DATASET —
# # # # #

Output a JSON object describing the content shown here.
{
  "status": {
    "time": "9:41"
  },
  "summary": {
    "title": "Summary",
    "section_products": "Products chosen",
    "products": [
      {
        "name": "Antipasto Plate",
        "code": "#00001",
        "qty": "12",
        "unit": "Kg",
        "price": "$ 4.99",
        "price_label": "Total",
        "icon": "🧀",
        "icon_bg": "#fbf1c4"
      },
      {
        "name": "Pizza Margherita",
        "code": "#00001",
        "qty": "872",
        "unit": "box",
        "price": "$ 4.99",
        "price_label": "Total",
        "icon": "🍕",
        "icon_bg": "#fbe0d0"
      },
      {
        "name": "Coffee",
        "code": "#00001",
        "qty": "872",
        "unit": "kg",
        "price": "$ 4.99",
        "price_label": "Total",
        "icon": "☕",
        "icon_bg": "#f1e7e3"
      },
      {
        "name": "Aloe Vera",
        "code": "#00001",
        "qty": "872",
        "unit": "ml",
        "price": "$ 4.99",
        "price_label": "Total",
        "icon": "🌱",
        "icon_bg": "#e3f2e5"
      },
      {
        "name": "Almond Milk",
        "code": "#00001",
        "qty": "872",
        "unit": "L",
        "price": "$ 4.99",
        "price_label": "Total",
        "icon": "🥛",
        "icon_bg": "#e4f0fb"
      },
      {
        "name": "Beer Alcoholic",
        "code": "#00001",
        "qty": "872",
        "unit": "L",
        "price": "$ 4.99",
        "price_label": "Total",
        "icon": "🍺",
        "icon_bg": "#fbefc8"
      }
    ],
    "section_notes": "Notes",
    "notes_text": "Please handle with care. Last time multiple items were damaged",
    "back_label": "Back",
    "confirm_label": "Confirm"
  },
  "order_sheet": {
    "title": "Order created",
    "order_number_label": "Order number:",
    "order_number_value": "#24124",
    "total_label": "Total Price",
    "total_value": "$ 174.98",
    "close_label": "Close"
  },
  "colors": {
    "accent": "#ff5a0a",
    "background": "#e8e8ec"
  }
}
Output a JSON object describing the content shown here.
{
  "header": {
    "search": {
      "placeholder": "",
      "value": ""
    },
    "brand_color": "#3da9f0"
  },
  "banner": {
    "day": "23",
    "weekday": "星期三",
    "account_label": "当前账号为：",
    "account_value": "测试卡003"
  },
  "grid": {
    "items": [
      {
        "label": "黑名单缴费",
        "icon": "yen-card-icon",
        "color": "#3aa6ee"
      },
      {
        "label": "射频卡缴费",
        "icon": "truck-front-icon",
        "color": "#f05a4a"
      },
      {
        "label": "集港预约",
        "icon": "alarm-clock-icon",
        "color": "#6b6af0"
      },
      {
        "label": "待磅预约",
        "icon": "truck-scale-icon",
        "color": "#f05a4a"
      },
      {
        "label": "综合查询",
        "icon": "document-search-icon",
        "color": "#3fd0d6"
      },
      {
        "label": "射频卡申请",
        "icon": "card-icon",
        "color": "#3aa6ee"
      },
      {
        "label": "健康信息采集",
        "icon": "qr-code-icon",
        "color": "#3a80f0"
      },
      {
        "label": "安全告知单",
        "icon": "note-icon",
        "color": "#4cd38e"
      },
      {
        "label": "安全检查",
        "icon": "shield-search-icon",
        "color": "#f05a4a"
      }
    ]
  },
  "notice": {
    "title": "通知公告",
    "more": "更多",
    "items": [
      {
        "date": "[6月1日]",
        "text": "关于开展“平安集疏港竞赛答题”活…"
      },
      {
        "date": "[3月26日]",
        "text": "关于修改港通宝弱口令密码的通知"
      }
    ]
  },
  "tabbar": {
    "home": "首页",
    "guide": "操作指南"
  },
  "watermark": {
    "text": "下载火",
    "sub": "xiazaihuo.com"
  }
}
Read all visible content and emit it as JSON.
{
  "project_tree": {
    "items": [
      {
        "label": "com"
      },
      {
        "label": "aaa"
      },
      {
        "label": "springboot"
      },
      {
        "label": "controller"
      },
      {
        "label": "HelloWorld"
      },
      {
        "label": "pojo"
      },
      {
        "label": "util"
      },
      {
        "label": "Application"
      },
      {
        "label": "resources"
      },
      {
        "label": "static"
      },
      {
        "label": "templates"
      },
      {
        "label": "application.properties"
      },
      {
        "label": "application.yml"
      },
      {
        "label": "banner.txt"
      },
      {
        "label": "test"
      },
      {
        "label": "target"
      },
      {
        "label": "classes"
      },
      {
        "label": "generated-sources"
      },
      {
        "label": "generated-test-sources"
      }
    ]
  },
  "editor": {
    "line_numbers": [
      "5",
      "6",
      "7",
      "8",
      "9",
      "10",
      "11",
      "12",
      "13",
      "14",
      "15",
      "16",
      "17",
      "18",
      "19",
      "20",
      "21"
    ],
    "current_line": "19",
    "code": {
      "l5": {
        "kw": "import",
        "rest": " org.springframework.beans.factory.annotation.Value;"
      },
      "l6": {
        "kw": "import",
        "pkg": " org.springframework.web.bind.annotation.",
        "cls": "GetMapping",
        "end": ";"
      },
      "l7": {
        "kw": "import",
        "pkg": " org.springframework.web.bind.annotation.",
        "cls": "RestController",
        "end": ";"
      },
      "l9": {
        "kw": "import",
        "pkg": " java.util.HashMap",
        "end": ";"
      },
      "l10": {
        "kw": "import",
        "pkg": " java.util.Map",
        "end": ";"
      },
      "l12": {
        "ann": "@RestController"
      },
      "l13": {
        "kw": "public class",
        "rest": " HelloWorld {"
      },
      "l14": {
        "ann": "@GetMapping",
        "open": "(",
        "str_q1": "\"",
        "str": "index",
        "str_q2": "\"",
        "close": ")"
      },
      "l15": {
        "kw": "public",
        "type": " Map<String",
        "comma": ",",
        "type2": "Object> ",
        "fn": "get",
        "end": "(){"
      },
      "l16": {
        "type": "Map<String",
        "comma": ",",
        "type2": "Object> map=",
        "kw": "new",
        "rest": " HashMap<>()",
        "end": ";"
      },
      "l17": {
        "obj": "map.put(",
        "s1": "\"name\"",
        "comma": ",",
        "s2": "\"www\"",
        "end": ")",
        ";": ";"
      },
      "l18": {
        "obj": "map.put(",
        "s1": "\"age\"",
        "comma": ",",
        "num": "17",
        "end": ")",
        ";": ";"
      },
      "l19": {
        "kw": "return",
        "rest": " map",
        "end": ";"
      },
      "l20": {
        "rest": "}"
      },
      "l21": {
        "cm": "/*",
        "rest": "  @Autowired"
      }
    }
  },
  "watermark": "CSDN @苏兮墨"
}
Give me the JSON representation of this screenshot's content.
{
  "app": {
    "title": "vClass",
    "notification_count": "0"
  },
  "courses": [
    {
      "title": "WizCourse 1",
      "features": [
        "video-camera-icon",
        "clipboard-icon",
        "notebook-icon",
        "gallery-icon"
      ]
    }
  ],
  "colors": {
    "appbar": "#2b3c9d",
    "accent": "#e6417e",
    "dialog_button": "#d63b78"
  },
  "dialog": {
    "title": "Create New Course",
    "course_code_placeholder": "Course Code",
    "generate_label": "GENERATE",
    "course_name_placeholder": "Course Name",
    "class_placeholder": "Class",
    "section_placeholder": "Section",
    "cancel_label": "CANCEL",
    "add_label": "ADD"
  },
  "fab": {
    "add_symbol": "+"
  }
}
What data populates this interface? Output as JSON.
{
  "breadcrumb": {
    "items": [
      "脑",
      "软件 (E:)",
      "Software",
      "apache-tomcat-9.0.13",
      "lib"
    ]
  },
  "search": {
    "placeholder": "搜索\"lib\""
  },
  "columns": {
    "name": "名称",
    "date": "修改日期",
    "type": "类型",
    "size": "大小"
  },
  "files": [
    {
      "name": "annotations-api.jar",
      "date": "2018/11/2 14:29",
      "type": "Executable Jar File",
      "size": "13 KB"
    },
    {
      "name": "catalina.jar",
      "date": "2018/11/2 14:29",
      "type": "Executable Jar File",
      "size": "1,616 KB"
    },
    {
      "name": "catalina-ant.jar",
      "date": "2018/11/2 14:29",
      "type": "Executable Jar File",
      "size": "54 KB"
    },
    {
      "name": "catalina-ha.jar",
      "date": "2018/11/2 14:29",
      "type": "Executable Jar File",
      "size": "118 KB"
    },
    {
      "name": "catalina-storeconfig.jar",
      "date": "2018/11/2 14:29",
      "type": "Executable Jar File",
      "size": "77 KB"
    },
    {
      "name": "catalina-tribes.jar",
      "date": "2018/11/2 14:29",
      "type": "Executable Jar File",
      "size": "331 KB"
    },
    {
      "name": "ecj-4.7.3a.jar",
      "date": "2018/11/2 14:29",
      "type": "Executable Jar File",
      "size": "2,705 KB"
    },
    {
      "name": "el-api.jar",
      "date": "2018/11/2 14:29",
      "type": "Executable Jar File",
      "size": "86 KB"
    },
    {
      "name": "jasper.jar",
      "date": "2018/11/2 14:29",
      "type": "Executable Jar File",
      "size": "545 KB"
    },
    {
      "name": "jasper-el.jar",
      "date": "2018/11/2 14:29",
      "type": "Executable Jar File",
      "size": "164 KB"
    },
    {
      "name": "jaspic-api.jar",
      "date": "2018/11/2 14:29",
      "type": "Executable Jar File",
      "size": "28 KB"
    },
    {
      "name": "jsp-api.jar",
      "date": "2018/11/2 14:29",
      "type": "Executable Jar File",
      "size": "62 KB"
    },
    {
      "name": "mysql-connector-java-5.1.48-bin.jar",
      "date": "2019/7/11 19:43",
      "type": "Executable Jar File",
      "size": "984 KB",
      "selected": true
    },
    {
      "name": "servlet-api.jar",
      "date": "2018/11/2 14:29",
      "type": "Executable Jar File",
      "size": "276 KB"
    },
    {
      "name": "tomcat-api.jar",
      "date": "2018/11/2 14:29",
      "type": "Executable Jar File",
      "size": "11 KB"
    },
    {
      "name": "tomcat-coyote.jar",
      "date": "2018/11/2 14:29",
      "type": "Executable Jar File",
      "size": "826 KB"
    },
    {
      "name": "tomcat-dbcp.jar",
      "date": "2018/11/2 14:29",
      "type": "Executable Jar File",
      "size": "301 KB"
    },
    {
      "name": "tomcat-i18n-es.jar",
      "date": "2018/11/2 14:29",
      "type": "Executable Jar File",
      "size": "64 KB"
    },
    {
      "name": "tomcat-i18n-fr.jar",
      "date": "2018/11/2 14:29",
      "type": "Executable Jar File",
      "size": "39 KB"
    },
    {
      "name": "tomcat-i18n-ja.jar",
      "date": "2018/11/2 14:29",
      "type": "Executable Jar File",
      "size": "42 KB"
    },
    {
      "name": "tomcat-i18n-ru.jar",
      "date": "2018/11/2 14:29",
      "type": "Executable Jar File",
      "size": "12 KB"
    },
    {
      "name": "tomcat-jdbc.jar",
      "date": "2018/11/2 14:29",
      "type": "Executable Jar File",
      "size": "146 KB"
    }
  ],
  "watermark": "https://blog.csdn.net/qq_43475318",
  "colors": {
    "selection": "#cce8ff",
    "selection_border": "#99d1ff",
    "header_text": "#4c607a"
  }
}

# # # # #

EXERCISE — Go through the records and show every line with the string "util" in it.

COMPLETE OUTPUT —
        "label": "util"
        "pkg": " java.util.HashMap",
        "pkg": " java.util.Map",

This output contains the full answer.